Go through the data below. List every line that holds the word "name".

━━━ SOURCE DATA ━━━

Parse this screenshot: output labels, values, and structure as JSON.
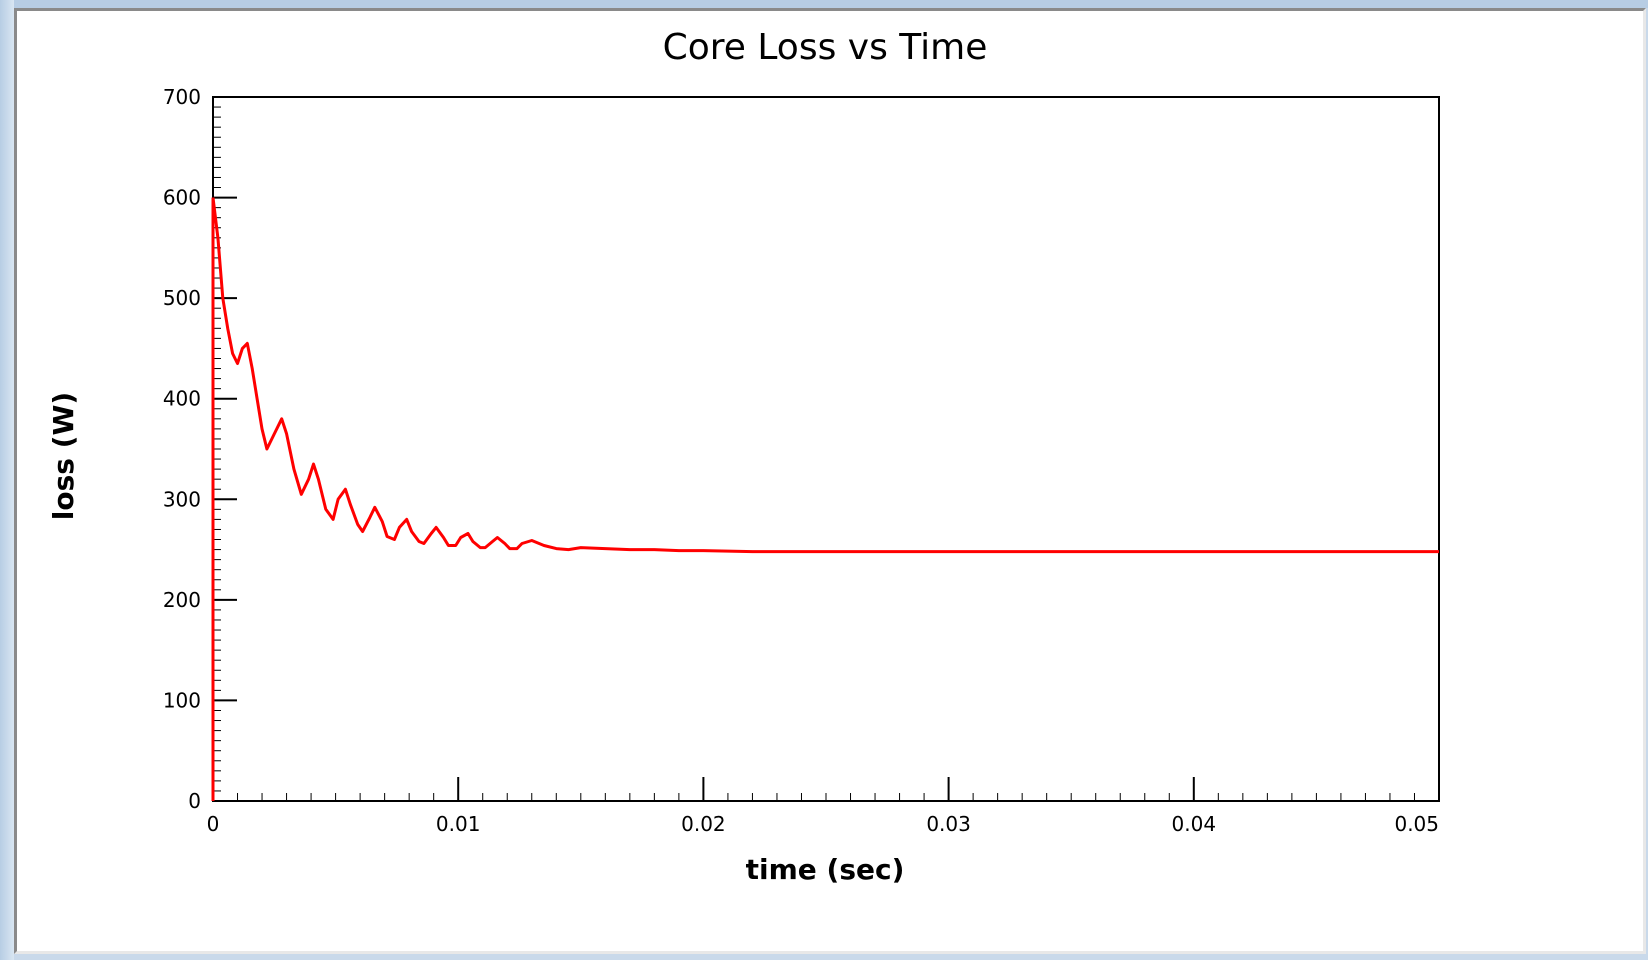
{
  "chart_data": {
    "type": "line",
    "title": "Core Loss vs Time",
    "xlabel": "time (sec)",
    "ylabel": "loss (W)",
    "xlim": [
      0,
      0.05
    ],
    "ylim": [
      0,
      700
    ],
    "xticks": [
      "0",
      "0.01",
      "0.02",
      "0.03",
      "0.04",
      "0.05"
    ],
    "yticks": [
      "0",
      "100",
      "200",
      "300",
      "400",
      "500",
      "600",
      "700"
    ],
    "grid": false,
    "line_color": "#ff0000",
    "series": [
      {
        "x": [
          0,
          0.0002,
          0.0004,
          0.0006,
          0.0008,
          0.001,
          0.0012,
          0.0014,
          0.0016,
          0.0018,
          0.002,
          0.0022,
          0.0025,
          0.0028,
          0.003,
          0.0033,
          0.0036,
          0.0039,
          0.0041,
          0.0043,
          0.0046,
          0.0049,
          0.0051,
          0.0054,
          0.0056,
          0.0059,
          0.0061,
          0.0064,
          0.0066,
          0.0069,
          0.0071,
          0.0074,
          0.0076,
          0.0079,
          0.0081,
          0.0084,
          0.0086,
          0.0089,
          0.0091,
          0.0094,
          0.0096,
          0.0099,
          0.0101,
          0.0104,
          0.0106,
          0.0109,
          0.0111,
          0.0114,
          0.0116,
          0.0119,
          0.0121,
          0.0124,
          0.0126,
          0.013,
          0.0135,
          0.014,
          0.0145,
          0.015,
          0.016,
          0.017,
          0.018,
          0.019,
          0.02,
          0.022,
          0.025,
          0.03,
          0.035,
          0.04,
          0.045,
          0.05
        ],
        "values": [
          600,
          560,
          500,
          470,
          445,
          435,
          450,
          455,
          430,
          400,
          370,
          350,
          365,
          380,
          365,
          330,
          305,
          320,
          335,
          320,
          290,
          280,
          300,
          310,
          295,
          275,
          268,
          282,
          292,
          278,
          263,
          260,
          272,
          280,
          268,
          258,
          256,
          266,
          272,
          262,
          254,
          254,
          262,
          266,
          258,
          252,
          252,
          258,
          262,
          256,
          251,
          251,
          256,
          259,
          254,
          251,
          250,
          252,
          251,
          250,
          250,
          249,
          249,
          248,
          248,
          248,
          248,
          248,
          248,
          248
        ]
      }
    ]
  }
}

━━━
━━━ SOURCE DATA ━━━

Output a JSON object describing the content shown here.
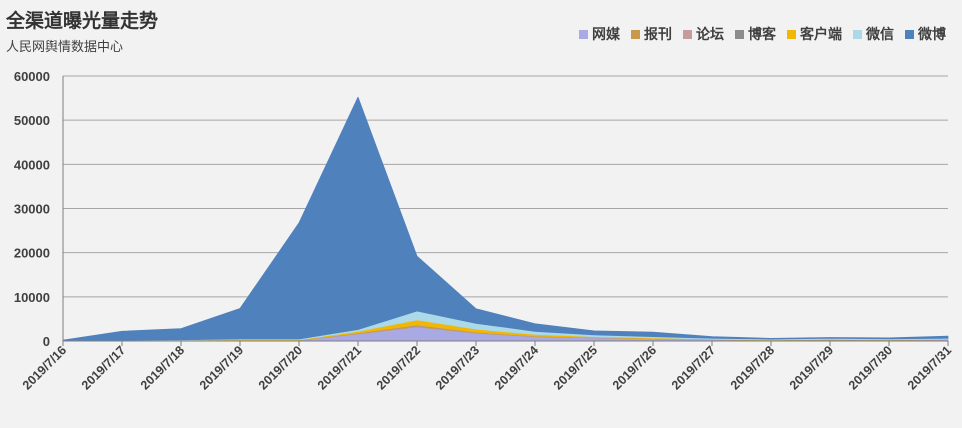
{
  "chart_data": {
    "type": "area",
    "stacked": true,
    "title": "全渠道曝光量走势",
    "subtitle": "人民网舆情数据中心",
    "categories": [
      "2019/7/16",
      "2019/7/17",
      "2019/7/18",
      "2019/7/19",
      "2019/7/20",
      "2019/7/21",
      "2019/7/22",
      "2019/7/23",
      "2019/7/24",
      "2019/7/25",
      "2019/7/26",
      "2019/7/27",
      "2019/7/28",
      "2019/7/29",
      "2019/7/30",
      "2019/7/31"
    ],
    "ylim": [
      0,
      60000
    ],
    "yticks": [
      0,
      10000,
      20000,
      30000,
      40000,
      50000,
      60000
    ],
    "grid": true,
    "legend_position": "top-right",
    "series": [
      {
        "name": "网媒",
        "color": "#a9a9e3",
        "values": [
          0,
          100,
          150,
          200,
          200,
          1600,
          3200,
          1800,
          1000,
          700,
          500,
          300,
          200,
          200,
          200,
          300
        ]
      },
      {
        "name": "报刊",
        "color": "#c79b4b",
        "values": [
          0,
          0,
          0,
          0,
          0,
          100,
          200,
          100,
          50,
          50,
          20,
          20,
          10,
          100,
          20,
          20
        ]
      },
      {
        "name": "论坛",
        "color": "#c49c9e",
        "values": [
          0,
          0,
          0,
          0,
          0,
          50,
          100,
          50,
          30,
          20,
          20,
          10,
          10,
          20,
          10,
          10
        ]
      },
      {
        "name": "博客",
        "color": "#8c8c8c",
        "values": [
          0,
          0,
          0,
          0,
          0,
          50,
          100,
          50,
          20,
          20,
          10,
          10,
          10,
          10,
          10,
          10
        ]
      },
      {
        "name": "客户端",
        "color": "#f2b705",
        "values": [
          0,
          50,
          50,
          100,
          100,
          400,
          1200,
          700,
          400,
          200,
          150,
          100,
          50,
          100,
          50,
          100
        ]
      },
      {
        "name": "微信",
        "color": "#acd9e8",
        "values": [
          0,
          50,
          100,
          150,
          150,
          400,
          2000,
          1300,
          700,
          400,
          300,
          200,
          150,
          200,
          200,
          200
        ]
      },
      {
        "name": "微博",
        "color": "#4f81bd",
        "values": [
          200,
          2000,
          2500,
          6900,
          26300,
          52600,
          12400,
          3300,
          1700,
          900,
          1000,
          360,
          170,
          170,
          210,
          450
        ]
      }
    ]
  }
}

━━━

§ **RESULT FOR THIS TASK**:
        "name": "网媒",
        "name": "报刊",
        "name": "论坛",
        "name": "博客",
        "name": "客户端",
        "name": "微信",
        "name": "微博",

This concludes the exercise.